自测scRNA-Seq+scWGBS=3分三区文章?

news2025/1/21 7:22:10

写在前面

最近在捣鼓表观遗传学,处理了一批Bulk RNA-Seq和WGBS(Whole Genome Bisulfite Sequencing)的数据。熟悉我风格的粉丝都知道,我一般会读几篇文献再下手,遂于PubMed中检索了几篇文章,发现一个2022年发表的题为"WGBS combined with RNA-seq analysis revealed that Dnmt1 affects the methylation modification and gene expression changes during mouse oocyte vitrification"似乎能给我带来一些分析思路上的启示,一读摘要,其中赫然写着scRNA-Seq(single cell RNA sequencing)和scWGBS(single cell whole genome bisulphite),但是一看<>期刊的影响因子才2.92,在生物类分区里属第三区,这文章必有蹊跷,值得一读。

具体内容

生殖医学的内容不是我们研究的重点,此处不作介绍,简单来说现在有一种玻璃化(vitrification)冻存法可用于低温冻存卵母细胞,利用这种方法保存的卵母细胞虽然存活率和受精能力已经较传统方法大大提升。但与新鲜的卵母细胞仍存在差异,而此前的研究发现二者之间在转录组水平与基因组甲基化水平上差异甚微(Introduction是这么说的),作者遂著此文。

•••

(待完成任务)
1 > 练习文本中,作者在PubMed中检索到的那篇文章是哪一年发表的?
2 > 把练习文本中以“news2025/1/21 7:22:10”开始、以“是这么说的),作者遂著此文。”结束的部分重写一遍,并把其中的“卵母细胞”替换为“胚胎”。
所附条目是另行提供的材料,与练习文本相互独立。

•••

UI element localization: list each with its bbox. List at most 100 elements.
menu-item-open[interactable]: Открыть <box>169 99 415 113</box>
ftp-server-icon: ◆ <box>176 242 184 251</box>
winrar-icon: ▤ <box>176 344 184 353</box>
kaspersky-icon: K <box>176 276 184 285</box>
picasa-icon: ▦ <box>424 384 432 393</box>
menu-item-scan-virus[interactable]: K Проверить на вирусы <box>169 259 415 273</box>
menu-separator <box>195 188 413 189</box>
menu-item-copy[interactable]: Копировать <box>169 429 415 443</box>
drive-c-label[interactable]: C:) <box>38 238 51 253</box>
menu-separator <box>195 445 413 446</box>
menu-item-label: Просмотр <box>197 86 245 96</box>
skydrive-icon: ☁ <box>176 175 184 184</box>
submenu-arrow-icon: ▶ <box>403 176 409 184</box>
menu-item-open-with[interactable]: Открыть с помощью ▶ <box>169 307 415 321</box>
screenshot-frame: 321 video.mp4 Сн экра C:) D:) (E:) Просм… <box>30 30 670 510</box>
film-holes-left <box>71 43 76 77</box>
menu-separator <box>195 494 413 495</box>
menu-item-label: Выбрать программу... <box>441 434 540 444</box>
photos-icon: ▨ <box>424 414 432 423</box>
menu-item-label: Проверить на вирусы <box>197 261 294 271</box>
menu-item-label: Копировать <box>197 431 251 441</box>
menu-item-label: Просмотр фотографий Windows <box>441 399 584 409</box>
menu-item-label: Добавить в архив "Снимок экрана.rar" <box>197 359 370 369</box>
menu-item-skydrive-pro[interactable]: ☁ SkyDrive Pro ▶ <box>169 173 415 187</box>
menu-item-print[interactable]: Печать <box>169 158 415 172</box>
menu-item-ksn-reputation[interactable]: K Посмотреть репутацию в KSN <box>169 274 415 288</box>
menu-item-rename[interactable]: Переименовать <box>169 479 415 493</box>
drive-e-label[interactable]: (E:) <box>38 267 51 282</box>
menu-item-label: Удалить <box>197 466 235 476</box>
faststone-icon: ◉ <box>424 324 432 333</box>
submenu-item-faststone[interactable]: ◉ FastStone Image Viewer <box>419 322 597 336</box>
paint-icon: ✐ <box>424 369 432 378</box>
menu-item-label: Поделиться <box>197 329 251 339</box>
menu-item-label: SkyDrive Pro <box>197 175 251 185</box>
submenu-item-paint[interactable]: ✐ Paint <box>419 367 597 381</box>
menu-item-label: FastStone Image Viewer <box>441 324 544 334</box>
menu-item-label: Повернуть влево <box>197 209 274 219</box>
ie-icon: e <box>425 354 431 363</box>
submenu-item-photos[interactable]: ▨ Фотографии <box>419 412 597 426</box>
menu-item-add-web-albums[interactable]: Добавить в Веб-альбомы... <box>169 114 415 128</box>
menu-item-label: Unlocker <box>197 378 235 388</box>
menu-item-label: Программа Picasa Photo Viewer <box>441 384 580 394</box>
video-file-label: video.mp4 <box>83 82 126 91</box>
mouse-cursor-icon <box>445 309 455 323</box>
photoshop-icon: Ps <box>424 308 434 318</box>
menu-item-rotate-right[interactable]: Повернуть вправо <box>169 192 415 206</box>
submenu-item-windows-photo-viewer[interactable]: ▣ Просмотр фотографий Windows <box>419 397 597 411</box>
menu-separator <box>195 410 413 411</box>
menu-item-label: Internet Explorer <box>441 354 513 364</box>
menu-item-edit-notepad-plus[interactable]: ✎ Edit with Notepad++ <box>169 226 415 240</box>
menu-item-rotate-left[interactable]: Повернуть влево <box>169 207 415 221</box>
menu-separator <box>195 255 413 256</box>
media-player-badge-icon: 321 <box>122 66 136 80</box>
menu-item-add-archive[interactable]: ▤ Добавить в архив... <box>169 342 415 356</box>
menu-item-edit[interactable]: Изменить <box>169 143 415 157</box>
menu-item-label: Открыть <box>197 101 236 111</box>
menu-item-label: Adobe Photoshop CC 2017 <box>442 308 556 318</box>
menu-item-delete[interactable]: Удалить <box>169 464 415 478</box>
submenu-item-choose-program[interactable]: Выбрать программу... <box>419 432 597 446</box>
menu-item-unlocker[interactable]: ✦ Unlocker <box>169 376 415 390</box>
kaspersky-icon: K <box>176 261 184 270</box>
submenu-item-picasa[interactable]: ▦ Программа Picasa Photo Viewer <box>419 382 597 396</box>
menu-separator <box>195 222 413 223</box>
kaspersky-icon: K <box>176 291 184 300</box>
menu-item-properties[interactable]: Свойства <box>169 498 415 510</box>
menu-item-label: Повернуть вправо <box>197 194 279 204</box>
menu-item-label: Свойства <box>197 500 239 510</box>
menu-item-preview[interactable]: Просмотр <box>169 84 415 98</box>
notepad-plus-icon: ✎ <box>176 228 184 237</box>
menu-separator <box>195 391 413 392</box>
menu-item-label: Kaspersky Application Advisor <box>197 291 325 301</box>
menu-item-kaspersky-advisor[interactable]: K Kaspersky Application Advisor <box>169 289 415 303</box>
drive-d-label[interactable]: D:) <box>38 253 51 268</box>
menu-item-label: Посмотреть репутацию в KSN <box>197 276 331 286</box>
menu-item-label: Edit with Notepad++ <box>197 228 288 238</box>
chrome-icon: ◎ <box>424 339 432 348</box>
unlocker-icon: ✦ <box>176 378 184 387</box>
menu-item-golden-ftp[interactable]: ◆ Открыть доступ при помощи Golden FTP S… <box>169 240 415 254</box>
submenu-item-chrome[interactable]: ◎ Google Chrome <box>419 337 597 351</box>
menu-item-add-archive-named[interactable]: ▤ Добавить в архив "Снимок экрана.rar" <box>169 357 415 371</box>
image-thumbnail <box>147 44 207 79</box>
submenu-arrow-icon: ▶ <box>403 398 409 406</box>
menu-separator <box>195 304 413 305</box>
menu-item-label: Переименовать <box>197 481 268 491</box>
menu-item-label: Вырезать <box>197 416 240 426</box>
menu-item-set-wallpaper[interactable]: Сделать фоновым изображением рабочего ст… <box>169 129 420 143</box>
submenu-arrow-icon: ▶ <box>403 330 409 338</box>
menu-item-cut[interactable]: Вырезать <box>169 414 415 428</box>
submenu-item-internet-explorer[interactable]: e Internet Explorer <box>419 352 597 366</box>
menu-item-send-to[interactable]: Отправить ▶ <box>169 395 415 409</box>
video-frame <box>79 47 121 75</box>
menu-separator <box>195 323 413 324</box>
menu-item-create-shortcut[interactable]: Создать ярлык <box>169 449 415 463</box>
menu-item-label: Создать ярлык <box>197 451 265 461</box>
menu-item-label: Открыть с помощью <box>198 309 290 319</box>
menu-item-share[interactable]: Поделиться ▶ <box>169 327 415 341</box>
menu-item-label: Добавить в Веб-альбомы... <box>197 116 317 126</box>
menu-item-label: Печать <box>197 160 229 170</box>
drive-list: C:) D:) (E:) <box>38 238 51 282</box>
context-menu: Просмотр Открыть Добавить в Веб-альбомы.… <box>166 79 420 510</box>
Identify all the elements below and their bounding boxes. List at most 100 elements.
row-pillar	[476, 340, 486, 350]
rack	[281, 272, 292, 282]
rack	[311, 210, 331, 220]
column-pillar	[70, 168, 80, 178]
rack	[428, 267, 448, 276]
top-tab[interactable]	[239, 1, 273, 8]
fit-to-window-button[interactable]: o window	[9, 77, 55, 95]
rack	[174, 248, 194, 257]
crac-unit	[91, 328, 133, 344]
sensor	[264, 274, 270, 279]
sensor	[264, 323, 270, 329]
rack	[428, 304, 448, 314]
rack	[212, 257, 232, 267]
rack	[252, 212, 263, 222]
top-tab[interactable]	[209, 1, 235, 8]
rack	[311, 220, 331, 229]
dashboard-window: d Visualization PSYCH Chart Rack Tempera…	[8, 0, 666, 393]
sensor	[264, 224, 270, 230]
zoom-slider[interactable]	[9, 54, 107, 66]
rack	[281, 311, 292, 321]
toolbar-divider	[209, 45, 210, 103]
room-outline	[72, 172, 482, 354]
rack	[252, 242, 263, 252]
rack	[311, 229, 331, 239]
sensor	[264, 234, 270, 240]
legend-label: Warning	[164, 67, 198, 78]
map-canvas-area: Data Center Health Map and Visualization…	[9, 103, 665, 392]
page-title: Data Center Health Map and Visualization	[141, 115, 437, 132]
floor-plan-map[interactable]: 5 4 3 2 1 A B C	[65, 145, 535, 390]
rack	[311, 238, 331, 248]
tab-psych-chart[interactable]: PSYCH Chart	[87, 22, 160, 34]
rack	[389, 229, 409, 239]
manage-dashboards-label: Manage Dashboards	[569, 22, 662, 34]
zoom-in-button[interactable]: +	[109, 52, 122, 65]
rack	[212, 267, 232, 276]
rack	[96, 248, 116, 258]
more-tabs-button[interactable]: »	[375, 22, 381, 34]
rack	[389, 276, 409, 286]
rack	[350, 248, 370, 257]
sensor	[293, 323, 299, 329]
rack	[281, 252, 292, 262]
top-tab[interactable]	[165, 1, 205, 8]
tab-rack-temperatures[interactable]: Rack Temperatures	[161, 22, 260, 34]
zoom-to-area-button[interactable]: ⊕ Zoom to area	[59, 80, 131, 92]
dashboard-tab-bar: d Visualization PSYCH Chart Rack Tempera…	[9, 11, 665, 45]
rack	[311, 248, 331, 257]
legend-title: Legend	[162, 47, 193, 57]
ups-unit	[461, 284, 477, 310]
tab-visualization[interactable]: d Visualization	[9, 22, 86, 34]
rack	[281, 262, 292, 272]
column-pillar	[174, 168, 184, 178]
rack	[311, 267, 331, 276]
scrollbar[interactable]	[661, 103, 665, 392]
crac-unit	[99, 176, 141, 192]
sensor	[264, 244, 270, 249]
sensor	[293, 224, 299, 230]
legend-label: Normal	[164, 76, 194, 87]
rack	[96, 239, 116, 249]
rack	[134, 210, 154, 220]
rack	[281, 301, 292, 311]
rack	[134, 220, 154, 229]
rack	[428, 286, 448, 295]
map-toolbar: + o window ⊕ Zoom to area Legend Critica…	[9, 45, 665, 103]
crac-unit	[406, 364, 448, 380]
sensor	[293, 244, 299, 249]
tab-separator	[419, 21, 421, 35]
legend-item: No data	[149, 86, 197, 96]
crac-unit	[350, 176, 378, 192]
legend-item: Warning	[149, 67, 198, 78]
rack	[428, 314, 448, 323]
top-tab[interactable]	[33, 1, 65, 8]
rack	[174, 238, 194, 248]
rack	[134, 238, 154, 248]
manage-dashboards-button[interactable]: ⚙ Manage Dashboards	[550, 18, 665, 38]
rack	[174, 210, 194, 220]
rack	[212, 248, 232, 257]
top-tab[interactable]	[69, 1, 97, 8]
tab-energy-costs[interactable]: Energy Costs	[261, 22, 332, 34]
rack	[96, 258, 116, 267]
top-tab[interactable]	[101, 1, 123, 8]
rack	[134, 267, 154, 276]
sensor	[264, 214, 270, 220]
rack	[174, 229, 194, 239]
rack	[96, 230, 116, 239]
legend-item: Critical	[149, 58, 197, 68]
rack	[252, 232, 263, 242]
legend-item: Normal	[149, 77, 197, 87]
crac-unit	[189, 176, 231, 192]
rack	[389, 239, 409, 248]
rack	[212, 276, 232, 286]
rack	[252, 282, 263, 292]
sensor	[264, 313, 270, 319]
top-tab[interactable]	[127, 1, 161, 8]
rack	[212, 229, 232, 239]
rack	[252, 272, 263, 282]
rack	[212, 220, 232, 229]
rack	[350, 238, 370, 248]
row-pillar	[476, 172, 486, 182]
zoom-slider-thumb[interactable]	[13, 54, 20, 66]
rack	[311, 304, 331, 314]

•••

(答案列表)
1 > 2022年。

2 >
news2025/1/21 7:22:10

写在前面

最近在捣鼓表观遗传学,处理了一批Bulk RNA-Seq和WGBS(Whole Genome Bisulfite Sequencing)的数据。熟悉我风格的粉丝都知道,我一般会读几篇文献再下手,遂于PubMed中检索了几篇文章,发现一个2022年发表的题为"WGBS combined with RNA-seq analysis revealed that Dnmt1 affects the methylation modification and gene expression changes during mouse oocyte vitrification"似乎能给我带来一些分析思路上的启示,一读摘要,其中赫然写着scRNA-Seq(single cell RNA sequencing)和scWGBS(single cell whole genome bisulphite),但是一看<>期刊的影响因子才2.92,在生物类分区里属第三区,这文章必有蹊跷,值得一读。

具体内容

生殖医学的内容不是我们研究的重点,此处不作介绍,简单来说现在有一种玻璃化(vitrification)冻存法可用于低温冻存胚胎,利用这种方法保存的胚胎虽然存活率和受精能力已经较传统方法大大提升。但与新鲜的胚胎仍存在差异,而此前的研究发现二者之间在转录组水平与基因组甲基化水平上差异甚微(Introduction是这么说的),作者遂著此文。